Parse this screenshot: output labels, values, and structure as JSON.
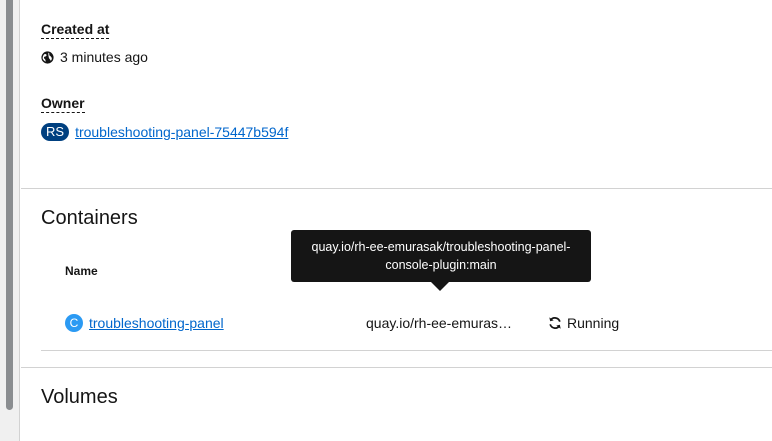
{
  "details": {
    "created_at_label": "Created at",
    "created_at_value": "3 minutes ago",
    "owner_label": "Owner",
    "owner_badge": "RS",
    "owner_link": "troubleshooting-panel-75447b594f"
  },
  "containers": {
    "title": "Containers",
    "column_name": "Name",
    "rows": [
      {
        "badge": "C",
        "name": "troubleshooting-panel",
        "image": "quay.io/rh-ee-emuras…",
        "status": "Running"
      }
    ],
    "tooltip_line1": "quay.io/rh-ee-emurasak/troubleshooting-panel-",
    "tooltip_line2": "console-plugin:main"
  },
  "volumes": {
    "title": "Volumes"
  },
  "colors": {
    "link": "#0066cc",
    "owner_badge_bg": "#004080",
    "container_badge_bg": "#2b9af3",
    "tooltip_bg": "#151515"
  }
}
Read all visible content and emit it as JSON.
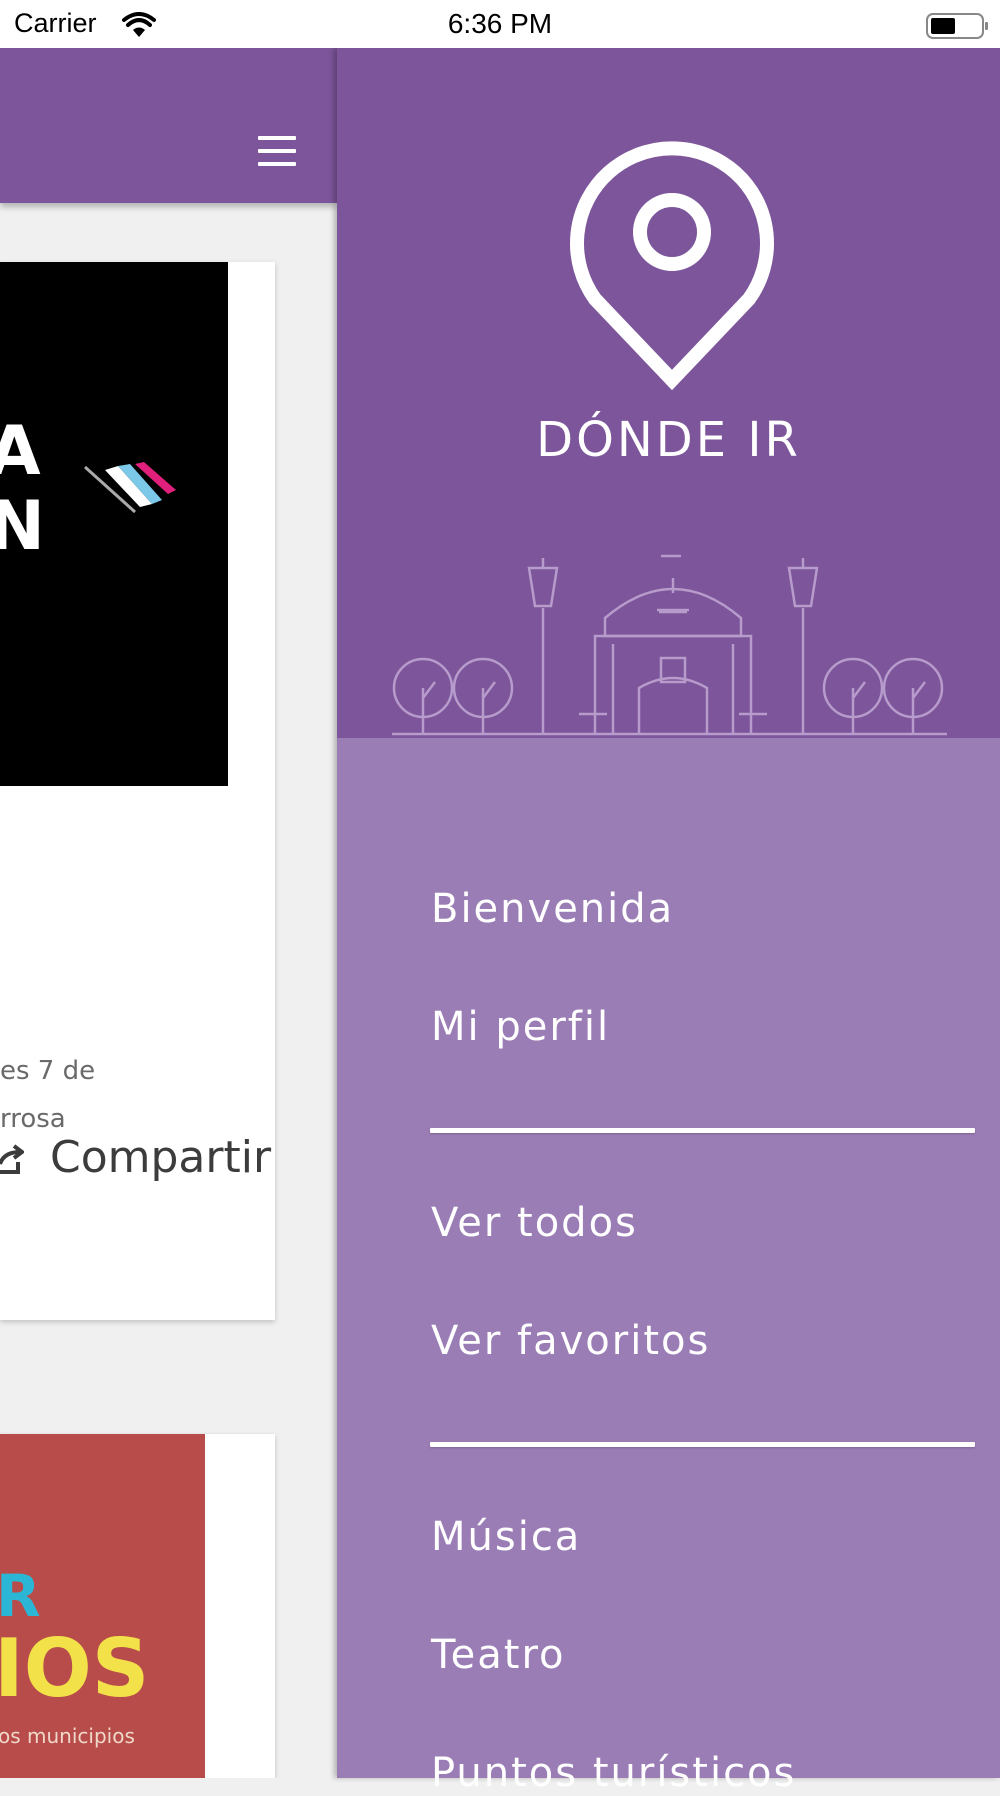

--------------------

Every entry must be transcribed exactly. Pictures do not belong in the copy.

TASK SOLUTION »
Parse this screenshot: output labels, values, and structure as JSON.
{
  "details": {
    "created_at_label": "Created at",
    "created_at_value": "3 minutes ago",
    "owner_label": "Owner",
    "owner_badge": "RS",
    "owner_link": "troubleshooting-panel-75447b594f"
  },
  "containers": {
    "title": "Containers",
    "column_name": "Name",
    "rows": [
      {
        "badge": "C",
        "name": "troubleshooting-panel",
        "image": "quay.io/rh-ee-emuras…",
        "status": "Running"
      }
    ],
    "tooltip_line1": "quay.io/rh-ee-emurasak/troubleshooting-panel-",
    "tooltip_line2": "console-plugin:main"
  },
  "volumes": {
    "title": "Volumes"
  },
  "colors": {
    "link": "#0066cc",
    "owner_badge_bg": "#004080",
    "container_badge_bg": "#2b9af3",
    "tooltip_bg": "#151515"
  }
}
Read all visible content and emit it as JSON.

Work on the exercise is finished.